> Records for the exercise
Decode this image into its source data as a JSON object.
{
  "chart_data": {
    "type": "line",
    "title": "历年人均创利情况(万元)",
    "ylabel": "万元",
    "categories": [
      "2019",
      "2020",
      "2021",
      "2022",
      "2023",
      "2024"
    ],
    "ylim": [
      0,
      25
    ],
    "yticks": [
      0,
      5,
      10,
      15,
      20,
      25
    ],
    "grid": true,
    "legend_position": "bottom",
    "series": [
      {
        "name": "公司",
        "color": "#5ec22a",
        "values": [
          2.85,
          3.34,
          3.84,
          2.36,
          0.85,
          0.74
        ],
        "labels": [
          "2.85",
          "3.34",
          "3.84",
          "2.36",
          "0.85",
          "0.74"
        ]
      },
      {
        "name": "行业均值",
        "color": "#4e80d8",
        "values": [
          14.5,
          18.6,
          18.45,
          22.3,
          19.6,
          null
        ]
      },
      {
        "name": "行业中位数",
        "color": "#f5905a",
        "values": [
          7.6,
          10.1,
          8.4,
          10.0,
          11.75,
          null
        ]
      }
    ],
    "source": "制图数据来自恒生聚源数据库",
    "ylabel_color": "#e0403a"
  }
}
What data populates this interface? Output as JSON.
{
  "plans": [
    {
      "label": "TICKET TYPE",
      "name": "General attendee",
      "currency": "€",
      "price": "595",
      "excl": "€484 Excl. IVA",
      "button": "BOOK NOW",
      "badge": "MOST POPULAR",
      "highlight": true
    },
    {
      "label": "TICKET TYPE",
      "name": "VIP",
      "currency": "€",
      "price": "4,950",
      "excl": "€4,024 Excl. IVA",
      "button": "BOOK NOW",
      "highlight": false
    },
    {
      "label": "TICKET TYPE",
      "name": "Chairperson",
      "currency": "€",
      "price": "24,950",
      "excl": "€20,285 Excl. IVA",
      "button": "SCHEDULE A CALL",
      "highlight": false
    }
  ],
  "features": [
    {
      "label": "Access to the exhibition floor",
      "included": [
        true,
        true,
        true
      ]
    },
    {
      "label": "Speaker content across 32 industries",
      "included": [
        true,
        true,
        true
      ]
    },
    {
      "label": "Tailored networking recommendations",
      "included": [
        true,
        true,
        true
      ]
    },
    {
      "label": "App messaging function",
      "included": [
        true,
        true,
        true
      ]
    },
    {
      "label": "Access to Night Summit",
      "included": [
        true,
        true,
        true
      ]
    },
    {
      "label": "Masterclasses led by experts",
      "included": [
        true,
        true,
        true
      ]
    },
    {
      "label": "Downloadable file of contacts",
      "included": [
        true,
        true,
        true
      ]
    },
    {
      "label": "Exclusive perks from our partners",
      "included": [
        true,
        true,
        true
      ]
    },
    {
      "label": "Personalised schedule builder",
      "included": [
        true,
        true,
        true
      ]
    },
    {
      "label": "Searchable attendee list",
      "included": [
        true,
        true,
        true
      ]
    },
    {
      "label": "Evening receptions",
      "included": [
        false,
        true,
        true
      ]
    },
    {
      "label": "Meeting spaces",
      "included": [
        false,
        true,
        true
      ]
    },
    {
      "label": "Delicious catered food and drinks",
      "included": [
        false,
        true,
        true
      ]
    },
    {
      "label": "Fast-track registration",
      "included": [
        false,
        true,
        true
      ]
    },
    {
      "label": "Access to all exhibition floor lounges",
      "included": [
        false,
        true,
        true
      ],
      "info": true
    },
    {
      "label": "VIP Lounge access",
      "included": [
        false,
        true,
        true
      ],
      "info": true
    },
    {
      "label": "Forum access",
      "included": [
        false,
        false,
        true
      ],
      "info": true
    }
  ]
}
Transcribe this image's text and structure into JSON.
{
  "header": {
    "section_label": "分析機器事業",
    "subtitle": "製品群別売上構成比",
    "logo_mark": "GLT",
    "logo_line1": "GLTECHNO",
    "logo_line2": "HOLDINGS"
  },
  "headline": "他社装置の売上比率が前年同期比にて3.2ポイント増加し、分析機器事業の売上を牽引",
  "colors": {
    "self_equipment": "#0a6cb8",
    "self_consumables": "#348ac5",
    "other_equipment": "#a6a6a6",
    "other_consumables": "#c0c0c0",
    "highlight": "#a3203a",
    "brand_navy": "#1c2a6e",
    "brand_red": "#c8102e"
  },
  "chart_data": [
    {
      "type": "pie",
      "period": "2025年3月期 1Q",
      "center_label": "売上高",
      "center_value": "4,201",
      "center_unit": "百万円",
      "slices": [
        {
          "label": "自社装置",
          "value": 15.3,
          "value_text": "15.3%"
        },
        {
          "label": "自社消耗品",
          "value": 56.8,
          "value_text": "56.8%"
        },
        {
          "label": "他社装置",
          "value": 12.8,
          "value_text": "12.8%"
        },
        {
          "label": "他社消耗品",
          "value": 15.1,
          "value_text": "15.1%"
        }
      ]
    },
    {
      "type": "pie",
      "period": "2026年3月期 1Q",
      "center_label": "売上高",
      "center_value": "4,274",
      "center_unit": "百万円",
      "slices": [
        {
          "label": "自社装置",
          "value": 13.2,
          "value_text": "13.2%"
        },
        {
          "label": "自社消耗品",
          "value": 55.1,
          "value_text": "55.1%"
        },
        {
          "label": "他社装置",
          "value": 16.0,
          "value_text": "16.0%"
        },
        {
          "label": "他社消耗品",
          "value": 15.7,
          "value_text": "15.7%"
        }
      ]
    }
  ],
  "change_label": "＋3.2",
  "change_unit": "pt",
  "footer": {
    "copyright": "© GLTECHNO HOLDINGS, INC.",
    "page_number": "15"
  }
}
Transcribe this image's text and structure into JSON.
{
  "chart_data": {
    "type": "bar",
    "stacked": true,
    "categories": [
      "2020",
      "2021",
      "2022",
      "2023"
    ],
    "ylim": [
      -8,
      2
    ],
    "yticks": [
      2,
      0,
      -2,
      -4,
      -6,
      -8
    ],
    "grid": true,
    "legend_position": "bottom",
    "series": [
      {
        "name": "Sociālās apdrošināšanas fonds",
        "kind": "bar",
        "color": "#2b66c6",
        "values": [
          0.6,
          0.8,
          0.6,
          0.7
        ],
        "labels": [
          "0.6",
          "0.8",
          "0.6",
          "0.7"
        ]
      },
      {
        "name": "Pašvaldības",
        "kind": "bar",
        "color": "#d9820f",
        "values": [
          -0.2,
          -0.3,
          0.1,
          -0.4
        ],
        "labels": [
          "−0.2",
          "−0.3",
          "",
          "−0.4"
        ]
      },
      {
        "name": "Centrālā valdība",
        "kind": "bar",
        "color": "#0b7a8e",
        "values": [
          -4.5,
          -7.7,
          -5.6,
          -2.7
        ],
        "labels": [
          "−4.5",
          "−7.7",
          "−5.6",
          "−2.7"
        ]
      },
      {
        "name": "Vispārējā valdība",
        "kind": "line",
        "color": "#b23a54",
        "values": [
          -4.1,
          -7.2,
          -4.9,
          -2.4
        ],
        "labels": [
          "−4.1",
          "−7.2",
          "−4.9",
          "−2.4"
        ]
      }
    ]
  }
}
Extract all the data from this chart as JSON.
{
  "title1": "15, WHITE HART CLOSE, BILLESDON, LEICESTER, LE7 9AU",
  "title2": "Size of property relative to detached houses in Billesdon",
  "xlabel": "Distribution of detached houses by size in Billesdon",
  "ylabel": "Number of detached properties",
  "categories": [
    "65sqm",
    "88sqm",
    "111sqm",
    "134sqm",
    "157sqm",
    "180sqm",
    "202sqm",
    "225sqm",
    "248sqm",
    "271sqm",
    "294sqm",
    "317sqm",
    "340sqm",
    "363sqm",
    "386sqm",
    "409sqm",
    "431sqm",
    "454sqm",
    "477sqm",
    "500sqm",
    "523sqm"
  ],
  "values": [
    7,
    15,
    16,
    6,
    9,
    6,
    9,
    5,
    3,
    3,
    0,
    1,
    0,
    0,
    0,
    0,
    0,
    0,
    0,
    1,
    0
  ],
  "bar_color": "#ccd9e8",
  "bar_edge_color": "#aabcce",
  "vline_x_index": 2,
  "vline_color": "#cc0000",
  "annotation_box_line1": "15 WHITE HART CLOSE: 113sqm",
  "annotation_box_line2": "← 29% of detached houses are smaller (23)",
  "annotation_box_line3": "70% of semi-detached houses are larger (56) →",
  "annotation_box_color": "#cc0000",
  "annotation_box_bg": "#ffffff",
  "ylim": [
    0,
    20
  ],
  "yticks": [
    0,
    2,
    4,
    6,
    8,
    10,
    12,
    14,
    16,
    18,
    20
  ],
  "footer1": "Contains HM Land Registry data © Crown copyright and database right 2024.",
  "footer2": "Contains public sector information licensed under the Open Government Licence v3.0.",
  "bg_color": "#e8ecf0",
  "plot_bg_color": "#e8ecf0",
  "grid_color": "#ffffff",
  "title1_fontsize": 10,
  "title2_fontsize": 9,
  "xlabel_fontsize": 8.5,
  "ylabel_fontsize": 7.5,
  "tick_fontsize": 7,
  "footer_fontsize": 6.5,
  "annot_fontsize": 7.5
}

> Directive
Count the lines in the material above where the string "ffffff" appears, then state only that count.

> Task solution
2